[DATA LINES]
※

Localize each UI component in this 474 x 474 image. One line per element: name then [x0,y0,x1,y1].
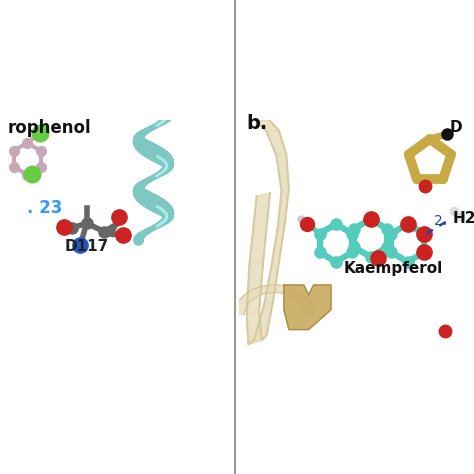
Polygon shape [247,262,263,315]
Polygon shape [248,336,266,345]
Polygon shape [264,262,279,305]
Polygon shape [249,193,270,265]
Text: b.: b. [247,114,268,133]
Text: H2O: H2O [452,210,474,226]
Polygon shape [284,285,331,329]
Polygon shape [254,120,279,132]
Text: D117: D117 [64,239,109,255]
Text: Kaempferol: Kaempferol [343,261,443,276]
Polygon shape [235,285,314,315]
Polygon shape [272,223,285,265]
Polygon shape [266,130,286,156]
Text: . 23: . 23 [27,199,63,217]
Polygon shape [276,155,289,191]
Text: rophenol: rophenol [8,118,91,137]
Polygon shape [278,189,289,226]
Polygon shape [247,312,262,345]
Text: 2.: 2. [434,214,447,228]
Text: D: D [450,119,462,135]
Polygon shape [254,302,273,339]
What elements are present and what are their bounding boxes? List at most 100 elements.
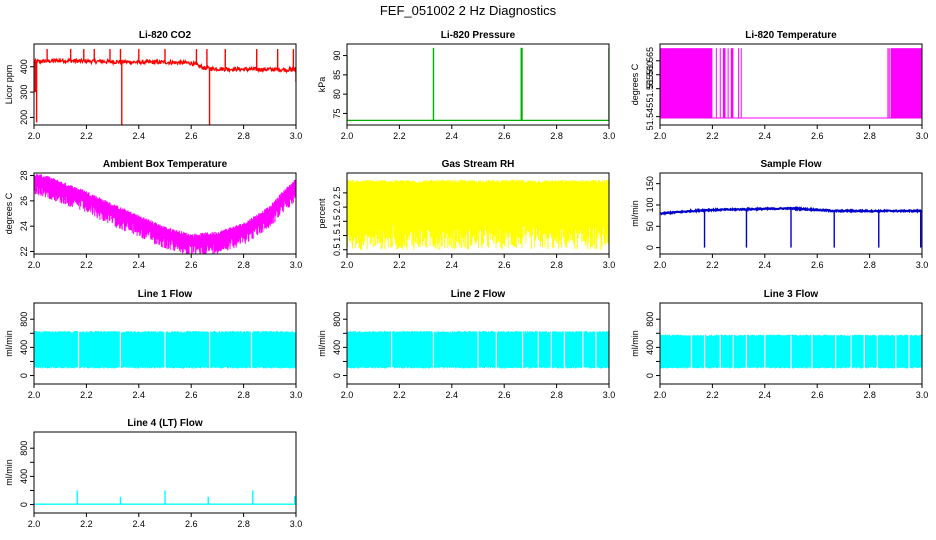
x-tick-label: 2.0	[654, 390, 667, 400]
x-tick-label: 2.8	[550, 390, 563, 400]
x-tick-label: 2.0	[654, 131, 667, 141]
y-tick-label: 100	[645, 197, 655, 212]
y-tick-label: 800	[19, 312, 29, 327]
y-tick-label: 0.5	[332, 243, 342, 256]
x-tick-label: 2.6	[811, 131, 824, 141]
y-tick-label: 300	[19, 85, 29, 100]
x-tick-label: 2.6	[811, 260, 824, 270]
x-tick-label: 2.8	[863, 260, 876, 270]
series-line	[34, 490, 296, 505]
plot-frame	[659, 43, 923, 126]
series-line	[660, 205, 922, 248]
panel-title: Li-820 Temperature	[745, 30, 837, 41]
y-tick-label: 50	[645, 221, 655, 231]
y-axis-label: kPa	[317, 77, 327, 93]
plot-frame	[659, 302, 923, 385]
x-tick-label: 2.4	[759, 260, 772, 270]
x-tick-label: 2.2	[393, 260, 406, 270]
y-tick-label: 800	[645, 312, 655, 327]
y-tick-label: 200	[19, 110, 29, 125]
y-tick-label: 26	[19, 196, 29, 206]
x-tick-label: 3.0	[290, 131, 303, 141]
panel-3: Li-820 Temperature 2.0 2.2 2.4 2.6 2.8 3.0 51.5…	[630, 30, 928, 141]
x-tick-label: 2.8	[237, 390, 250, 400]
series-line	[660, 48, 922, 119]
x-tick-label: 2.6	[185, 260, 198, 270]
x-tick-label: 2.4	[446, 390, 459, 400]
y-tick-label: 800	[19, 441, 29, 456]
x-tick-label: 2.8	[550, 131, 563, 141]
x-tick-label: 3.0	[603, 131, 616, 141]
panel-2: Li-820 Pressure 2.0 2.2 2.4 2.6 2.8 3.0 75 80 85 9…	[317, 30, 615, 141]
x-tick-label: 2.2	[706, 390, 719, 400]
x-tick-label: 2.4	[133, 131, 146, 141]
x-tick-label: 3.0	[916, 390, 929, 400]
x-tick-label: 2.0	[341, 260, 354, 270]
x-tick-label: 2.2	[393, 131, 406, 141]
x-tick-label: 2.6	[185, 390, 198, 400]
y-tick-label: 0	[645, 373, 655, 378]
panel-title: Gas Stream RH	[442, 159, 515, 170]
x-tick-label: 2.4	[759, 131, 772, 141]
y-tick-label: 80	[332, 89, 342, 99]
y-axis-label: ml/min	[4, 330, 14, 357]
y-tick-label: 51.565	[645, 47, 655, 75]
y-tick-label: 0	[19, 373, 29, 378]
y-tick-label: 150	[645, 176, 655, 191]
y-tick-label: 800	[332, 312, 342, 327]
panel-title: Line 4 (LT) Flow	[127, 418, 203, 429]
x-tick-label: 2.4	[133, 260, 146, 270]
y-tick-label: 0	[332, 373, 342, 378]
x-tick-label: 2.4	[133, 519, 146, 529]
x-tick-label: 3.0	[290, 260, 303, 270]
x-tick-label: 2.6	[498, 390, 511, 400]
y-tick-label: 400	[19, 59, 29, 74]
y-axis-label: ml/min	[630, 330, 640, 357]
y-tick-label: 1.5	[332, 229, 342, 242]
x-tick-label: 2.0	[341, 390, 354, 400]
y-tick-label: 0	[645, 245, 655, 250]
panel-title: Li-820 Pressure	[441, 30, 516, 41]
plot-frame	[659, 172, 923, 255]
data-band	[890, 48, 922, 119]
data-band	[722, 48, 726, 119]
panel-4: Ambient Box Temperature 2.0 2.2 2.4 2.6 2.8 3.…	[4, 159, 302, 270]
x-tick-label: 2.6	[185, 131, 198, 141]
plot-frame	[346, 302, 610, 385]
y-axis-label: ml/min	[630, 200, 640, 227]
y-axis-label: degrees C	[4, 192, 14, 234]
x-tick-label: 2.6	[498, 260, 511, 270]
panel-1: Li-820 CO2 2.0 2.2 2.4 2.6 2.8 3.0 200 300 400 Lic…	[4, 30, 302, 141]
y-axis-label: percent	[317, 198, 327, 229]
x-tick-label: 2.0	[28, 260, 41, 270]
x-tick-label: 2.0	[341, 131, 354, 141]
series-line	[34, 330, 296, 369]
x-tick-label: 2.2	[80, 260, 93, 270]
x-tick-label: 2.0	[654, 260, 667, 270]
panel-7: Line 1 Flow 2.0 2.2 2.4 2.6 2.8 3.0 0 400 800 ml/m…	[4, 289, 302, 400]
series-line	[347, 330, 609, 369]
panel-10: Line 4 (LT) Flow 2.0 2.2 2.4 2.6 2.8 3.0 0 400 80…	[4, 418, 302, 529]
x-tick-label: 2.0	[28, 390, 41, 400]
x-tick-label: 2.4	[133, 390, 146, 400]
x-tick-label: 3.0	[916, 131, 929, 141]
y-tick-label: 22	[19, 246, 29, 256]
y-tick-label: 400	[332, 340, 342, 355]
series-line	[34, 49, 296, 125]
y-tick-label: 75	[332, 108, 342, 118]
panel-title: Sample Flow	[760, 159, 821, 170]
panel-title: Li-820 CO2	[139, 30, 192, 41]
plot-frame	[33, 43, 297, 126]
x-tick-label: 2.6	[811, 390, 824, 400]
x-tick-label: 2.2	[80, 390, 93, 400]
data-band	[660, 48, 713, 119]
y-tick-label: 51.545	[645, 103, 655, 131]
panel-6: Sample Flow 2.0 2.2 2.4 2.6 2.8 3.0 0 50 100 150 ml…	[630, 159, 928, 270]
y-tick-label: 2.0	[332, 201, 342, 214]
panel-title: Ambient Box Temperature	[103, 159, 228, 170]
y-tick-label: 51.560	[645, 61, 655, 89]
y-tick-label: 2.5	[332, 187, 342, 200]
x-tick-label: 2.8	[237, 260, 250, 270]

※

[OBJECTIVE] From the items above, copy out everything from the line containing "390, 667, 400]" down to the line containing "260, 824, 270]", both of those lines included, without changing anything.

[FULL SOLUTION]
x-tick-label: 2.0	[654, 390, 667, 400]
x-tick-label: 2.8	[550, 390, 563, 400]
x-tick-label: 2.0	[654, 131, 667, 141]
y-tick-label: 100	[645, 197, 655, 212]
y-tick-label: 800	[19, 312, 29, 327]
y-tick-label: 0.5	[332, 243, 342, 256]
x-tick-label: 2.6	[811, 131, 824, 141]
y-tick-label: 300	[19, 85, 29, 100]
x-tick-label: 2.6	[811, 260, 824, 270]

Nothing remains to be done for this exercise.